(AIM):
Below is a listing to transcribe in full and exactly; keep the pictures out.

+-------+

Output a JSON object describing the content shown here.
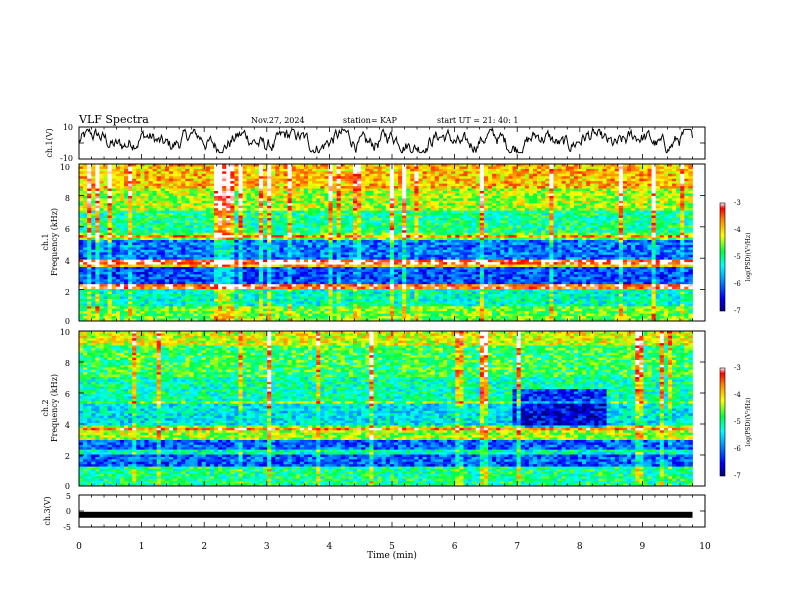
{
  "header": {
    "title": "VLF Spectra",
    "date": "Nov.27, 2024",
    "station": "station= KAP",
    "start": "start  UT  =   21: 40: 1"
  },
  "chart_data": [
    {
      "type": "line",
      "panel": "ch1-waveform",
      "ylabel": "ch.1(V)",
      "ylim": [
        -10,
        10
      ],
      "yticks": [
        "10",
        "-10"
      ],
      "xlim": [
        0,
        10
      ],
      "x_end": 9.8,
      "series": [
        {
          "values_described": "noisy waveform oscillating roughly between -5 and 8 V"
        }
      ]
    },
    {
      "type": "heatmap",
      "panel": "ch1-spectrogram",
      "ylabel_top": "ch.1",
      "ylabel": "Frequency (kHz)",
      "ylim": [
        0,
        10
      ],
      "yticks": [
        "0",
        "2",
        "4",
        "6",
        "8",
        "10"
      ],
      "xlim": [
        0,
        10
      ],
      "x_end": 9.8,
      "colorbar": {
        "label": "log(PSD)(V²/Hz)",
        "range": [
          -7,
          -3
        ],
        "ticks": [
          "-3",
          "-4",
          "-5",
          "-6",
          "-7"
        ]
      },
      "bands_kHz": [
        {
          "from": 0.0,
          "to": 1.0,
          "level": -4.6
        },
        {
          "from": 1.0,
          "to": 2.0,
          "level": -5.2
        },
        {
          "from": 2.0,
          "to": 2.4,
          "level": -4.3
        },
        {
          "from": 2.4,
          "to": 3.5,
          "level": -6.2
        },
        {
          "from": 3.5,
          "to": 3.9,
          "level": -4.0
        },
        {
          "from": 3.9,
          "to": 5.2,
          "level": -6.0
        },
        {
          "from": 5.2,
          "to": 5.6,
          "level": -4.6
        },
        {
          "from": 5.6,
          "to": 7.0,
          "level": -5.0
        },
        {
          "from": 7.0,
          "to": 8.5,
          "level": -4.4
        },
        {
          "from": 8.5,
          "to": 10.0,
          "level": -3.9
        }
      ]
    },
    {
      "type": "heatmap",
      "panel": "ch2-spectrogram",
      "ylabel_top": "ch.2",
      "ylabel": "Frequency (kHz)",
      "ylim": [
        0,
        10
      ],
      "yticks": [
        "0",
        "2",
        "4",
        "6",
        "8",
        "10"
      ],
      "xlim": [
        0,
        10
      ],
      "x_end": 9.8,
      "colorbar": {
        "label": "log(PSD)(V²/Hz)",
        "range": [
          -7,
          -3
        ],
        "ticks": [
          "-3",
          "-4",
          "-5",
          "-6",
          "-7"
        ]
      },
      "bands_kHz": [
        {
          "from": 0.0,
          "to": 1.2,
          "level": -5.0
        },
        {
          "from": 1.2,
          "to": 3.0,
          "level": -6.1
        },
        {
          "from": 3.0,
          "to": 3.7,
          "level": -4.4
        },
        {
          "from": 3.7,
          "to": 5.5,
          "level": -5.4
        },
        {
          "from": 5.5,
          "to": 7.0,
          "level": -5.1
        },
        {
          "from": 7.0,
          "to": 9.0,
          "level": -4.8
        },
        {
          "from": 9.0,
          "to": 10.0,
          "level": -4.2
        }
      ]
    },
    {
      "type": "line",
      "panel": "ch3-waveform",
      "ylabel": "ch.3(V)",
      "ylim": [
        -5,
        5
      ],
      "yticks": [
        "5",
        "0",
        "-5"
      ],
      "xlim": [
        0,
        10
      ],
      "x_end": 9.8,
      "series": [
        {
          "constant_value": -1.2
        }
      ],
      "xlabel": "Time (min)",
      "xticks": [
        "0",
        "1",
        "2",
        "3",
        "4",
        "5",
        "6",
        "7",
        "8",
        "9",
        "10"
      ]
    }
  ]
}
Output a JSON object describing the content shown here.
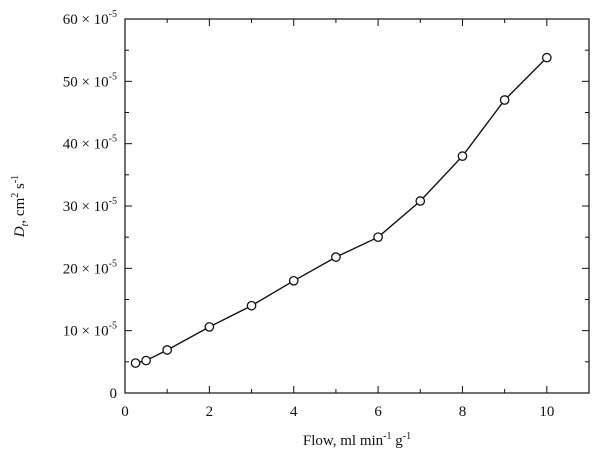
{
  "chart_data": {
    "type": "line",
    "x": [
      0.25,
      0.5,
      1,
      2,
      3,
      4,
      5,
      6,
      7,
      8,
      9,
      10
    ],
    "series": [
      {
        "values": [
          4.8,
          5.2,
          6.9,
          10.6,
          14.0,
          18.0,
          21.8,
          25.0,
          30.8,
          38.0,
          47.0,
          53.8
        ]
      }
    ],
    "y_scale_factor": "× 10⁻⁵",
    "xlim": [
      0,
      11
    ],
    "ylim": [
      0,
      60
    ],
    "xticks": [
      0,
      2,
      4,
      6,
      8,
      10
    ],
    "yticks": [
      0,
      10,
      20,
      30,
      40,
      50,
      60
    ],
    "xtick_labels": [
      "0",
      "2",
      "4",
      "6",
      "8",
      "10"
    ],
    "ytick_labels": [
      {
        "mantissa": "0",
        "exp": ""
      },
      {
        "mantissa": "10 × 10",
        "exp": "-5"
      },
      {
        "mantissa": "20 × 10",
        "exp": "-5"
      },
      {
        "mantissa": "30 × 10",
        "exp": "-5"
      },
      {
        "mantissa": "40 × 10",
        "exp": "-5"
      },
      {
        "mantissa": "50 × 10",
        "exp": "-5"
      },
      {
        "mantissa": "60 × 10",
        "exp": "-5"
      }
    ],
    "xlabel": {
      "text": "Flow, ml min",
      "sup1": "-1",
      "mid": " g",
      "sup2": "-1"
    },
    "ylabel": {
      "var": "D",
      "sub": "t",
      "text": ", cm",
      "sup1": "2",
      "mid": " s",
      "sup2": "-1"
    },
    "grid": false,
    "legend": "none",
    "marker": "open-circle",
    "line_color": "#111111"
  }
}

+-------+

(SOLVED EXERCISE):
Output a JSON object describing the content shown here.
{
  "header": {
    "title": "VLF Spectra",
    "date": "Nov.27, 2024",
    "station": "station= KAP",
    "start": "start  UT  =   21: 40: 1"
  },
  "chart_data": [
    {
      "type": "line",
      "panel": "ch1-waveform",
      "ylabel": "ch.1(V)",
      "ylim": [
        -10,
        10
      ],
      "yticks": [
        "10",
        "-10"
      ],
      "xlim": [
        0,
        10
      ],
      "x_end": 9.8,
      "series": [
        {
          "values_described": "noisy waveform oscillating roughly between -5 and 8 V"
        }
      ]
    },
    {
      "type": "heatmap",
      "panel": "ch1-spectrogram",
      "ylabel_top": "ch.1",
      "ylabel": "Frequency (kHz)",
      "ylim": [
        0,
        10
      ],
      "yticks": [
        "0",
        "2",
        "4",
        "6",
        "8",
        "10"
      ],
      "xlim": [
        0,
        10
      ],
      "x_end": 9.8,
      "colorbar": {
        "label": "log(PSD)(V²/Hz)",
        "range": [
          -7,
          -3
        ],
        "ticks": [
          "-3",
          "-4",
          "-5",
          "-6",
          "-7"
        ]
      },
      "bands_kHz": [
        {
          "from": 0.0,
          "to": 1.0,
          "level": -4.6
        },
        {
          "from": 1.0,
          "to": 2.0,
          "level": -5.2
        },
        {
          "from": 2.0,
          "to": 2.4,
          "level": -4.3
        },
        {
          "from": 2.4,
          "to": 3.5,
          "level": -6.2
        },
        {
          "from": 3.5,
          "to": 3.9,
          "level": -4.0
        },
        {
          "from": 3.9,
          "to": 5.2,
          "level": -6.0
        },
        {
          "from": 5.2,
          "to": 5.6,
          "level": -4.6
        },
        {
          "from": 5.6,
          "to": 7.0,
          "level": -5.0
        },
        {
          "from": 7.0,
          "to": 8.5,
          "level": -4.4
        },
        {
          "from": 8.5,
          "to": 10.0,
          "level": -3.9
        }
      ]
    },
    {
      "type": "heatmap",
      "panel": "ch2-spectrogram",
      "ylabel_top": "ch.2",
      "ylabel": "Frequency (kHz)",
      "ylim": [
        0,
        10
      ],
      "yticks": [
        "0",
        "2",
        "4",
        "6",
        "8",
        "10"
      ],
      "xlim": [
        0,
        10
      ],
      "x_end": 9.8,
      "colorbar": {
        "label": "log(PSD)(V²/Hz)",
        "range": [
          -7,
          -3
        ],
        "ticks": [
          "-3",
          "-4",
          "-5",
          "-6",
          "-7"
        ]
      },
      "bands_kHz": [
        {
          "from": 0.0,
          "to": 1.2,
          "level": -5.0
        },
        {
          "from": 1.2,
          "to": 3.0,
          "level": -6.1
        },
        {
          "from": 3.0,
          "to": 3.7,
          "level": -4.4
        },
        {
          "from": 3.7,
          "to": 5.5,
          "level": -5.4
        },
        {
          "from": 5.5,
          "to": 7.0,
          "level": -5.1
        },
        {
          "from": 7.0,
          "to": 9.0,
          "level": -4.8
        },
        {
          "from": 9.0,
          "to": 10.0,
          "level": -4.2
        }
      ]
    },
    {
      "type": "line",
      "panel": "ch3-waveform",
      "ylabel": "ch.3(V)",
      "ylim": [
        -5,
        5
      ],
      "yticks": [
        "5",
        "0",
        "-5"
      ],
      "xlim": [
        0,
        10
      ],
      "x_end": 9.8,
      "series": [
        {
          "constant_value": -1.2
        }
      ],
      "xlabel": "Time (min)",
      "xticks": [
        "0",
        "1",
        "2",
        "3",
        "4",
        "5",
        "6",
        "7",
        "8",
        "9",
        "10"
      ]
    }
  ]
}
Output a JSON object describing the content shown here.
{
  "chart_data": {
    "type": "line",
    "x": [
      0.25,
      0.5,
      1,
      2,
      3,
      4,
      5,
      6,
      7,
      8,
      9,
      10
    ],
    "series": [
      {
        "values": [
          4.8,
          5.2,
          6.9,
          10.6,
          14.0,
          18.0,
          21.8,
          25.0,
          30.8,
          38.0,
          47.0,
          53.8
        ]
      }
    ],
    "y_scale_factor": "× 10⁻⁵",
    "xlim": [
      0,
      11
    ],
    "ylim": [
      0,
      60
    ],
    "xticks": [
      0,
      2,
      4,
      6,
      8,
      10
    ],
    "yticks": [
      0,
      10,
      20,
      30,
      40,
      50,
      60
    ],
    "xtick_labels": [
      "0",
      "2",
      "4",
      "6",
      "8",
      "10"
    ],
    "ytick_labels": [
      {
        "mantissa": "0",
        "exp": ""
      },
      {
        "mantissa": "10 × 10",
        "exp": "-5"
      },
      {
        "mantissa": "20 × 10",
        "exp": "-5"
      },
      {
        "mantissa": "30 × 10",
        "exp": "-5"
      },
      {
        "mantissa": "40 × 10",
        "exp": "-5"
      },
      {
        "mantissa": "50 × 10",
        "exp": "-5"
      },
      {
        "mantissa": "60 × 10",
        "exp": "-5"
      }
    ],
    "xlabel": {
      "text": "Flow, ml min",
      "sup1": "-1",
      "mid": " g",
      "sup2": "-1"
    },
    "ylabel": {
      "var": "D",
      "sub": "t",
      "text": ", cm",
      "sup1": "2",
      "mid": " s",
      "sup2": "-1"
    },
    "grid": false,
    "legend": "none",
    "marker": "open-circle",
    "line_color": "#111111"
  }
}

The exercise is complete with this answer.